* Do this
Gather all lines in the records below that include the word "text".

* Task material

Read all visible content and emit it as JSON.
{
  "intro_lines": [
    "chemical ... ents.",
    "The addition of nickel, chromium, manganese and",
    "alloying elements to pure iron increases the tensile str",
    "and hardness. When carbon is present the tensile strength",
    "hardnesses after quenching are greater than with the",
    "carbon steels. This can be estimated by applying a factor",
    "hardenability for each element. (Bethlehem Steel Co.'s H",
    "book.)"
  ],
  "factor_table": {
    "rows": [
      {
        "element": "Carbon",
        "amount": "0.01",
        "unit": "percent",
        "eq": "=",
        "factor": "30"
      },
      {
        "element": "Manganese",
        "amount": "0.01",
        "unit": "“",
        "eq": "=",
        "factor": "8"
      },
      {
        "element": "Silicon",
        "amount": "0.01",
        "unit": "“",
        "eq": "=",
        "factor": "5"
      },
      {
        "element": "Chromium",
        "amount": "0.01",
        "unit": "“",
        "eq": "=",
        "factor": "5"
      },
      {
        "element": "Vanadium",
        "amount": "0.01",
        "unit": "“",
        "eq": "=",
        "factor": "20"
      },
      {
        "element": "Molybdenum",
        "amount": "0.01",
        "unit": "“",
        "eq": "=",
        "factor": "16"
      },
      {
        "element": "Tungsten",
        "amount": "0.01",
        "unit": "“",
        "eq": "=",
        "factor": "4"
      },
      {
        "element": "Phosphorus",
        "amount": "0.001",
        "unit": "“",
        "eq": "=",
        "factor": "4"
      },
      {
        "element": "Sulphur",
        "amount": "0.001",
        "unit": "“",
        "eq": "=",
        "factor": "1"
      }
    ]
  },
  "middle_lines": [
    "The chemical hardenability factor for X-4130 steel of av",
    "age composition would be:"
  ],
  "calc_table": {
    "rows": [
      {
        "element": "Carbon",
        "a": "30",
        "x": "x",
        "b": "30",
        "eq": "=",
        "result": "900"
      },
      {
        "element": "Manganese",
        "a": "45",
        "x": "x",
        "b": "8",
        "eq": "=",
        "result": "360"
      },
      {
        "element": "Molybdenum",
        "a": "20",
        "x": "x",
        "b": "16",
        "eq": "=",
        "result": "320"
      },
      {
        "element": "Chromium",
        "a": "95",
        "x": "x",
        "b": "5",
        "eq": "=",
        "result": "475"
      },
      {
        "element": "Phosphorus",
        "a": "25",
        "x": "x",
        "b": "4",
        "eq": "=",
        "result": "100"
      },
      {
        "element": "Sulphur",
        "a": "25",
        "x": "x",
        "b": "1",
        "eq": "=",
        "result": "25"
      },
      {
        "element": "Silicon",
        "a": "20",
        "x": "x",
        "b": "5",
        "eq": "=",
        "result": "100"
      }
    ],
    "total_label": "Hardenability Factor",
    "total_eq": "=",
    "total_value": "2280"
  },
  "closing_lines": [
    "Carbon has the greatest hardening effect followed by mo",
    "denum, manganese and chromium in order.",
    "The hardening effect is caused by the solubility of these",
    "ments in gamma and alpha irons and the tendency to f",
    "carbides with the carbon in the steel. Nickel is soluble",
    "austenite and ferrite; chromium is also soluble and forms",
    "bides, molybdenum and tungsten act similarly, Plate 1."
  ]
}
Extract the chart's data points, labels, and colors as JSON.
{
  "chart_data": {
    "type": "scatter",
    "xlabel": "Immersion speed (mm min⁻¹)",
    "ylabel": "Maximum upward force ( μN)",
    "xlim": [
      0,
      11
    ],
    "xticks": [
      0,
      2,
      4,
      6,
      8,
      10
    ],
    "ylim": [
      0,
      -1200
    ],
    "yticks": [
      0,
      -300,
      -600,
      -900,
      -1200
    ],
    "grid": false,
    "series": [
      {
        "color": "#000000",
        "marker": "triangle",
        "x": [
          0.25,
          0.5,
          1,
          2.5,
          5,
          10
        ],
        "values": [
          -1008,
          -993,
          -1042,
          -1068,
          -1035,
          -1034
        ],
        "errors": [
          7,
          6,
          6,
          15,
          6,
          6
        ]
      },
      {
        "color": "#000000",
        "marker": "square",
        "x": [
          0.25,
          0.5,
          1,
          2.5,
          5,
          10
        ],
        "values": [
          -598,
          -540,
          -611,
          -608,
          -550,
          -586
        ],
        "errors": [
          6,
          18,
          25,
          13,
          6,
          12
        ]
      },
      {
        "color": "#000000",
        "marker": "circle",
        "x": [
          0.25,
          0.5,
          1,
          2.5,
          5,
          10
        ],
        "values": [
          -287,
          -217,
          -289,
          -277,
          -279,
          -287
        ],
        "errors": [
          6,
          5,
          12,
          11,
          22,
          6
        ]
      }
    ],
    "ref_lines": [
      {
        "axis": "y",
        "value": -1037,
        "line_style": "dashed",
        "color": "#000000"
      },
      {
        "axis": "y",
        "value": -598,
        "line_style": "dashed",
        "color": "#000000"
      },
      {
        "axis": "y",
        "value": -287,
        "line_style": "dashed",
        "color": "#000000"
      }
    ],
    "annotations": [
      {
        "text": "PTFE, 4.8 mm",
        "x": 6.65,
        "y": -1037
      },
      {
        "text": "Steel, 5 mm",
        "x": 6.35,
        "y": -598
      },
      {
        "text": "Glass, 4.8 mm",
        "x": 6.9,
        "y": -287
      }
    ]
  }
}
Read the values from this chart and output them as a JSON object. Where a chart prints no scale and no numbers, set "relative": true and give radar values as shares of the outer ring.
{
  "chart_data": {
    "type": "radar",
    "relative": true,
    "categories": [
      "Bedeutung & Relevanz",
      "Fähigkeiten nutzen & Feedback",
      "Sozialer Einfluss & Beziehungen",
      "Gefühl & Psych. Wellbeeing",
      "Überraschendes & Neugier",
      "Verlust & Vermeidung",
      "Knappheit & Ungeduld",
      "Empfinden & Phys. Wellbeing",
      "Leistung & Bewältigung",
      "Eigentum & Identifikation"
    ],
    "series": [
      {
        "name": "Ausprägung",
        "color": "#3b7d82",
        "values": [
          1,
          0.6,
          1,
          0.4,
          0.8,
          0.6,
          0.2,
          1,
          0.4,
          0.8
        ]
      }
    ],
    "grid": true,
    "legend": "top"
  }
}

* Completed exercise
        "text": "PTFE, 4.8 mm",
        "text": "Steel, 5 mm",
        "text": "Glass, 4.8 mm",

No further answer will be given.